> Stated task A
Reproduce the listing verbatim, from its first line through the line containing "The automobile computer", both included. Leave the pictures out.
+++
Frankincense was also a valuable substance like myrrh and gold, so also praised the Christ Child's Kingship. It was a sweet smelling incense, signifying prayer, sacrifice, and Jesus' divinity. To symbolize Frankincense, we'll add a sweet smelling candle to our Epiphany tablescape.

Other Fun Things To Do:

* We'll read about the symbolism of the gifts and then we'll read our copy of The Story of the Three Kings. And if I can get it at the library, we'll watch The Fourth Wise Man (which is also a wonderful short story to read aloud!)
* Make crowns to wear in honor of the Three Kings, fancy , fancydancy, or simple, depending on how much time we have.



* Make Potpourri Sachets in honor of the Gifts of the Magi
This requires a little bit of preparation, and we haven't been quite on-the-ball enough (Not Even.) to get the supplies in time this year. But, I'm making a note to myself for next year.

You can purchase Frankinsense "tears" from herbal suppliers (like Mountain Rose herbals) and in apothecary supply stores that can be found in most moderate-size cities (This is one we have in the Denver area, for instance).

"The three wise men, Gaspar, Melchior, and Balthazar, kneeled at the crib of the baby Jesus bearing gifts. Recreate the gifts of the Magi in a potpourri filled with simple symbolism. You’ll need to make or purchase small sachet bags. The Magi were elegant and wealthy, so make the sachet bags of fine satin, rich brocade or tapestry in regal colors. Tie closed with gold cord. The potpourri follows:

1. Frankincense tears – a resin that flows in drops from trees in Yemen, East Africa, and the Red Sea Countries. Balthazar offered his gift of frankincense, often used in religious ceremonies and symbolized prayer and sacrifice.
2. Myrrh – an aromatic gum, myrrh was believed to strengthen children. The wise man, Melchior brought the baby Jesus the gift of myrrh.
3. Gold – use gold glitter stars to represent the gift of gold that Caspar offered to the babe in the manger as well as the star of Bethlehem that they followed to find the manger.

Place the gold, frankincense, and myrrh in the beautiful sachet bags, and offer as gifts to holiday visitors. Open to release the luxurious fragrances of exotic lands. "
+++
> Stated task B
Condense the paragraph of the Epiphany text above that begins "Frankincense was also a valuable substance" into two sentences, keeping its main facts.
+++
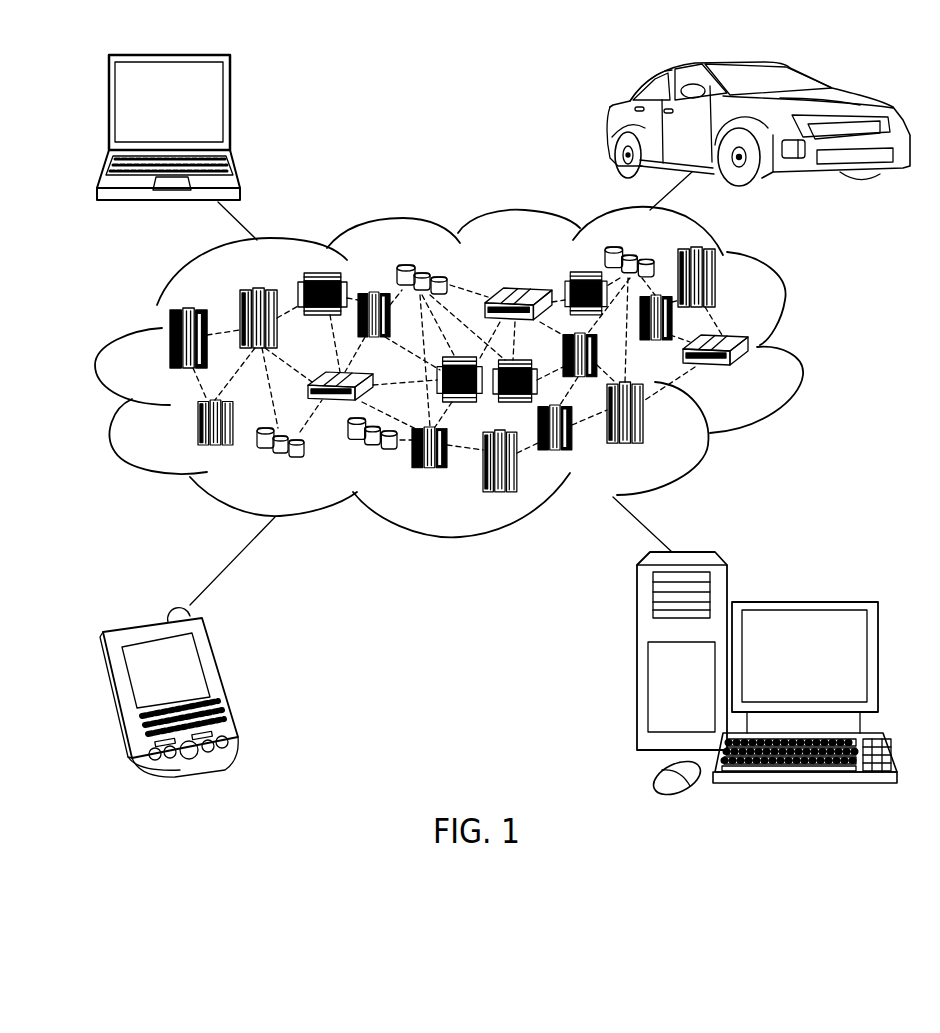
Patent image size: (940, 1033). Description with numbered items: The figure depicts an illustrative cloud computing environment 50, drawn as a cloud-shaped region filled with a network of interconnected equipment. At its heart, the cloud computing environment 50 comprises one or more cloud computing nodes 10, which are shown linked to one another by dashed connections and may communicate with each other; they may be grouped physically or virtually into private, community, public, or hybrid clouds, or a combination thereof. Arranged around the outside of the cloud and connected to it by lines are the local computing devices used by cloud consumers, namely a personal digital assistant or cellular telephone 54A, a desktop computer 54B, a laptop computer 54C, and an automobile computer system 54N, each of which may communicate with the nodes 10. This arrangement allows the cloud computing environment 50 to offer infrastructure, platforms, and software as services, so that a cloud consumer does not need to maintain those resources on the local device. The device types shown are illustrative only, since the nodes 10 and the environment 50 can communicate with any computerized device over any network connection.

The cloud computing node 10 is at (758, 381).
The cloud computing environment 50 is at (803, 352).
The personal digital assistant (PDA) or cellular telephone 54A is at (222, 679).
The desktop computer 54B is at (802, 601).
The laptop computer 54C is at (230, 110).
The automobile computer system 54N is at (611, 124).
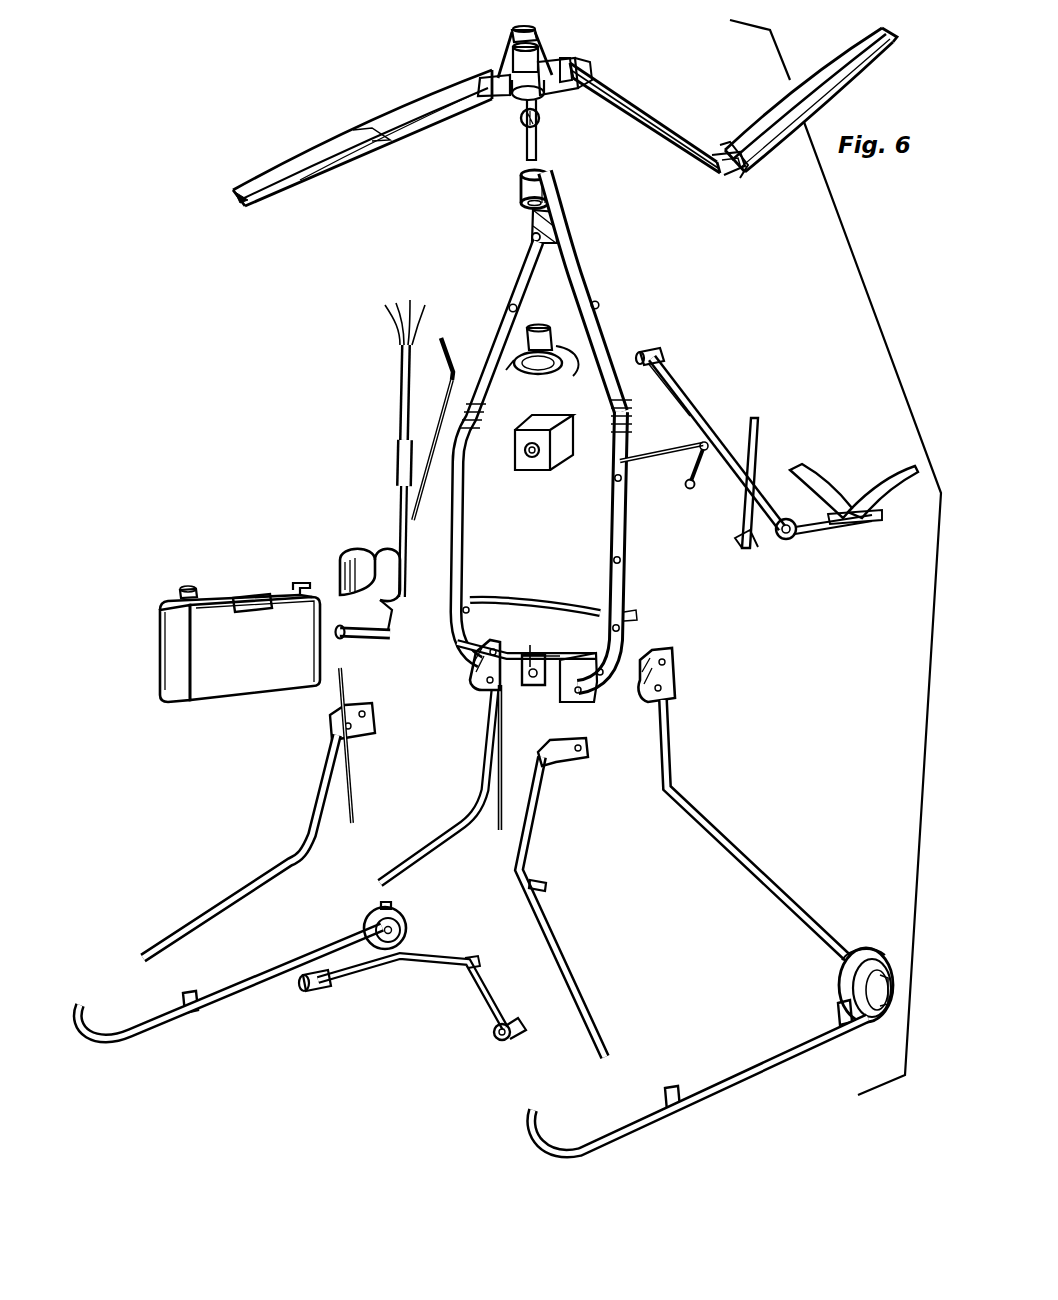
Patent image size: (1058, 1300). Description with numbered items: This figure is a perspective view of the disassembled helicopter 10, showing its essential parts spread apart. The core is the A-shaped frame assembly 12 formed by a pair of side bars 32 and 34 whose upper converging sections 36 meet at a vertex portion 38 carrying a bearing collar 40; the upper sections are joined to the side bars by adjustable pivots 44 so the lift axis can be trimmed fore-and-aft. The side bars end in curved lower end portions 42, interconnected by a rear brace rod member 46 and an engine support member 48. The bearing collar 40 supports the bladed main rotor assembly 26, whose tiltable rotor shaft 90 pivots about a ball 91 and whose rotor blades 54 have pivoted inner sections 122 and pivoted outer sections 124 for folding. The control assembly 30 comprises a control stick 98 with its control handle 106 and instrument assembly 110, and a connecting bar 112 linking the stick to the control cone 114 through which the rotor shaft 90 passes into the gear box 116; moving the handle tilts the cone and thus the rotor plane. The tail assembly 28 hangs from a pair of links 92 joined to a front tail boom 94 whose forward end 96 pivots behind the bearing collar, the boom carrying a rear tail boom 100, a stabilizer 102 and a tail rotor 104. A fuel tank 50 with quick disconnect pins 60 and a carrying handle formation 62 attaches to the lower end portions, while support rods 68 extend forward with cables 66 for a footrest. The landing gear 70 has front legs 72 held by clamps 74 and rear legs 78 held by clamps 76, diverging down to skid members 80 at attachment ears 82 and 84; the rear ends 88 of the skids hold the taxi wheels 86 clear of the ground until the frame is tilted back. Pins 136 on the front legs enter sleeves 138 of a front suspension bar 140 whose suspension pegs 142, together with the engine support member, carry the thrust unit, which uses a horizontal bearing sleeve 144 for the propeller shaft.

The helicopter 10 is at (152, 295).
The frame assembly 12 is at (566, 453).
The bladed main rotor assembly 26 is at (590, 40).
The tail assembly 28 is at (745, 386).
The control assembly 30 is at (376, 448).
The side bar 32 is at (470, 481).
The side bar 34 is at (620, 521).
The upper converging sections 36 is at (586, 266).
The vertex portion 38 is at (556, 190).
The bearing collar 40 is at (520, 192).
The curved lower end portions 42 is at (585, 691).
The adjustable pivots 44 is at (599, 301).
The rear brace rod member 46 is at (508, 606).
The engine support member 48 is at (520, 657).
The fuel tanks 50 is at (240, 651).
The rotor blades 54 is at (355, 128).
The quick disconnect pins 60 is at (257, 621).
The carrying handle formation 62 is at (240, 593).
The cables 66 is at (352, 773).
The support rods 68 is at (388, 659).
The landing gear 70 is at (487, 901).
The front legs 72 is at (258, 871).
The clamps 74 is at (380, 717).
The clamps 76 is at (660, 681).
The rear legs 78 is at (700, 816).
The skid members 80 is at (250, 996).
The attachment ears 82 is at (686, 1094).
The attachment ears 84 is at (836, 1011).
The taxi wheels 86 is at (855, 949).
The rear ends of skid members 88 is at (876, 957).
The rotor shaft 90 is at (525, 150).
The ball 91 is at (539, 121).
The links 92 is at (698, 479).
The front tail boom 94 is at (684, 396).
The forward end of tail boom 96 is at (652, 353).
The control stick 98 is at (401, 401).
The rear tail boom 100 is at (806, 541).
The stabilizer 102 is at (814, 491).
The tail rotor 104 is at (752, 447).
The control handle 106 is at (340, 639).
The instrument assembly 110 is at (362, 566).
The connecting bar 112 is at (442, 343).
The control cone 114 is at (555, 356).
The gear box 116 is at (562, 453).
The inner sections 122 is at (665, 107).
The outer sections 124 is at (822, 75).
The pins 136 is at (548, 886).
The sleeves 138 is at (506, 1041).
The front suspension bar 140 is at (446, 991).
The suspension pegs 142 is at (460, 961).
The horizontal bearing sleeve 144 is at (494, 691).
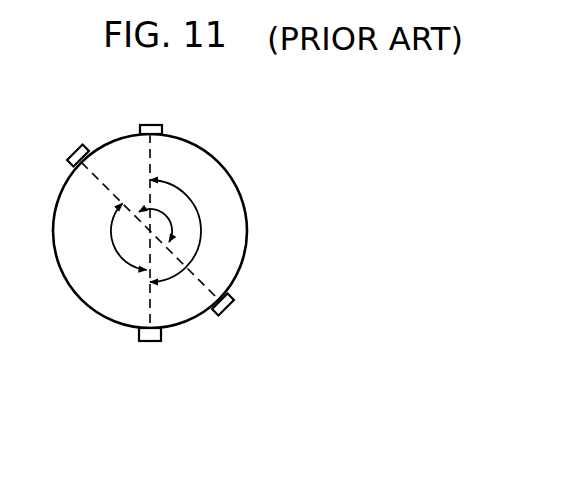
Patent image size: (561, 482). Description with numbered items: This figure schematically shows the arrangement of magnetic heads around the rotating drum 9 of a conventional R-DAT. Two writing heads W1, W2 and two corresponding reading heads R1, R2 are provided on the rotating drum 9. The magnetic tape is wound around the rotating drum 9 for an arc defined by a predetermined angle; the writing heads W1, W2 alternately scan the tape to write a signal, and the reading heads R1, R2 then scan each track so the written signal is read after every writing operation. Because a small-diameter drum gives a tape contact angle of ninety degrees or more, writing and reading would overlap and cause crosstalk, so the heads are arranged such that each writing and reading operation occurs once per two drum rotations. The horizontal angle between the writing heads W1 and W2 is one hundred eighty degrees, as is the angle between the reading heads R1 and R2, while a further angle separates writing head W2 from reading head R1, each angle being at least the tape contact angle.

The rotating drum 9 is at (237, 187).
The writing head W1 is at (149, 112).
The writing head W2 is at (149, 355).
The reading head R1 is at (63, 143).
The reading head R2 is at (236, 323).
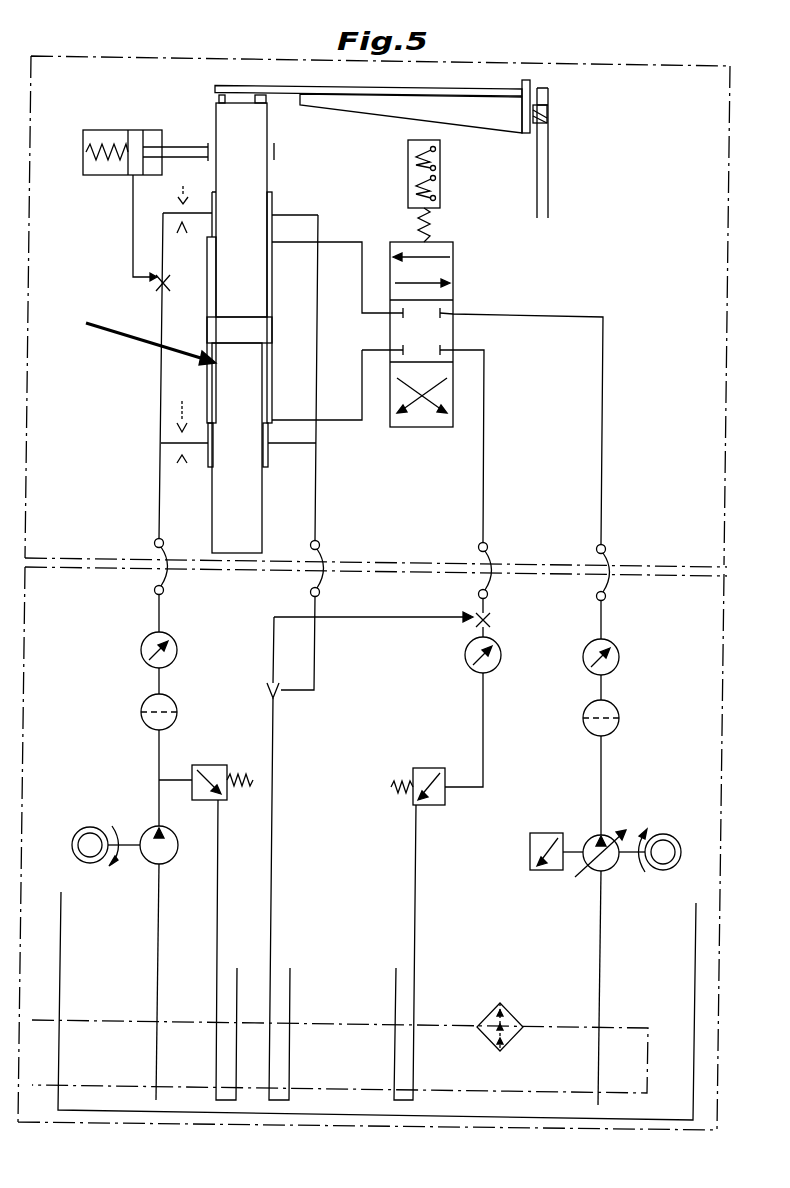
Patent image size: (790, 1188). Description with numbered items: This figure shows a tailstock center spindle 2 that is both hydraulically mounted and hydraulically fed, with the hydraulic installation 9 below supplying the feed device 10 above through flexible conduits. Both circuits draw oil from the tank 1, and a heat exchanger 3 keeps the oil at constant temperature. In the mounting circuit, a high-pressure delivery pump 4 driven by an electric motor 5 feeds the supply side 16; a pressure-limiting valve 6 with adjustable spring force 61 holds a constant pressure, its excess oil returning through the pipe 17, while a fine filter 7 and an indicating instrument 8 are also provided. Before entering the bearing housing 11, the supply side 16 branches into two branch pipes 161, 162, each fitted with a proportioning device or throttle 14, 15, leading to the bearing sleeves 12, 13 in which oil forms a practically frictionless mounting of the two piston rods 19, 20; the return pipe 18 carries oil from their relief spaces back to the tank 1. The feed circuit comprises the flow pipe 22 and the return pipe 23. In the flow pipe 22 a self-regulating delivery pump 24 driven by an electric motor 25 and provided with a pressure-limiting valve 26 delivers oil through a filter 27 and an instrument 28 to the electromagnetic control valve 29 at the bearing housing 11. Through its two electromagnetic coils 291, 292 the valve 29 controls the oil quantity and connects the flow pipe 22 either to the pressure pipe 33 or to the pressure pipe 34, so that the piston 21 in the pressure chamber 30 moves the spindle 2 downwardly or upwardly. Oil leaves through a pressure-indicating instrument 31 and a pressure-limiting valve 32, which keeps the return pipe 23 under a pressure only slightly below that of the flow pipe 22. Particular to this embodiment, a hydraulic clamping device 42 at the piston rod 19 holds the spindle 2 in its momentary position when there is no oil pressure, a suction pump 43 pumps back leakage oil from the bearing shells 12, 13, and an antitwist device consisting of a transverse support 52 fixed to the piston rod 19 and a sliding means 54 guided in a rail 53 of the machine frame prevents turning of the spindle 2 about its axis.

The oil tank 1 is at (675, 973).
The tailstock center spindle 2 is at (80, 339).
The heat exchanger 3 is at (488, 1022).
The high-pressure delivery pump 4 is at (165, 853).
The electric motor 5 is at (87, 828).
The pressure-limiting valve 6 is at (203, 770).
The fine filter 7 is at (146, 706).
The indicating instrument 8 is at (146, 640).
The hydraulic installation 9 is at (684, 778).
The feed device 10 is at (672, 419).
The bearing housing 11 is at (177, 363).
The bearing sleeve 12 is at (267, 460).
The bearing sleeve 13 is at (272, 202).
The throttle 14 is at (184, 404).
The throttle 15 is at (186, 183).
The supply side 16 is at (157, 1058).
The pipe 17 is at (227, 1077).
The return pipe 18 is at (282, 1073).
The piston rod 19 is at (225, 120).
The piston rod 20 is at (253, 492).
The piston 21 is at (215, 331).
The flow pipe 22 is at (595, 1062).
The return pipe 23 is at (403, 1077).
The delivery pump 24 is at (607, 865).
The electric motor 25 is at (667, 837).
The pressure-limiting valve 26 is at (543, 842).
The filter 27 is at (614, 725).
The instrument 28 is at (618, 670).
The electromagnetic control valve 29 is at (443, 273).
The pressure chamber 30 is at (210, 267).
The pressure-indicating instrument 31 is at (492, 665).
The pressure-limiting valve 32 is at (393, 780).
The pressure pipe 33 is at (343, 240).
The pressure pipe 34 is at (345, 422).
The hydraulic clamping device 42 is at (103, 137).
The suction pump 43 is at (270, 683).
The transverse support 52 is at (345, 88).
The rail 53 is at (531, 99).
The sliding means 54 is at (546, 118).
The adjustable spring force 61 is at (242, 777).
The branch pipe 161 is at (162, 228).
The branch pipe 162 is at (173, 447).
The electromagnetic coil 291 is at (440, 156).
The electromagnetic coil 292 is at (440, 195).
+++
> Output A
Patent image size: (940, 1033). Description with numbered items: The figure depicts an illustrative cloud computing environment 50, drawn as a cloud-shaped region filled with a network of interconnected equipment. At its heart, the cloud computing environment 50 comprises one or more cloud computing nodes 10, which are shown linked to one another by dashed connections and may communicate with each other; they may be grouped physically or virtually into private, community, public, or hybrid clouds, or a combination thereof. Arranged around the outside of the cloud and connected to it by lines are the local computing devices used by cloud consumers, namely a personal digital assistant or cellular telephone 54A, a desktop computer 54B, a laptop computer 54C, and an automobile computer system 54N, each of which may communicate with the nodes 10. This arrangement allows the cloud computing environment 50 to offer infrastructure, platforms, and software as services, so that a cloud consumer does not need to maintain those resources on the local device. The device types shown are illustrative only, since the nodes 10 and the environment 50 can communicate with any computerized device over any network connection.

The cloud computing node 10 is at (758, 381).
The cloud computing environment 50 is at (803, 352).
The personal digital assistant (PDA) or cellular telephone 54A is at (222, 679).
The desktop computer 54B is at (802, 601).
The laptop computer 54C is at (230, 110).
The automobile computer system 54N is at (611, 124).

> Output B
Frankincense, like myrrh and gold, was a valuable substance and so honored the Christ Child's Kingship; as a sweet-smelling incense, it signified prayer, sacrifice, and Jesus' divinity. A sweet-smelling candle will represent it on the Epiphany tablescape.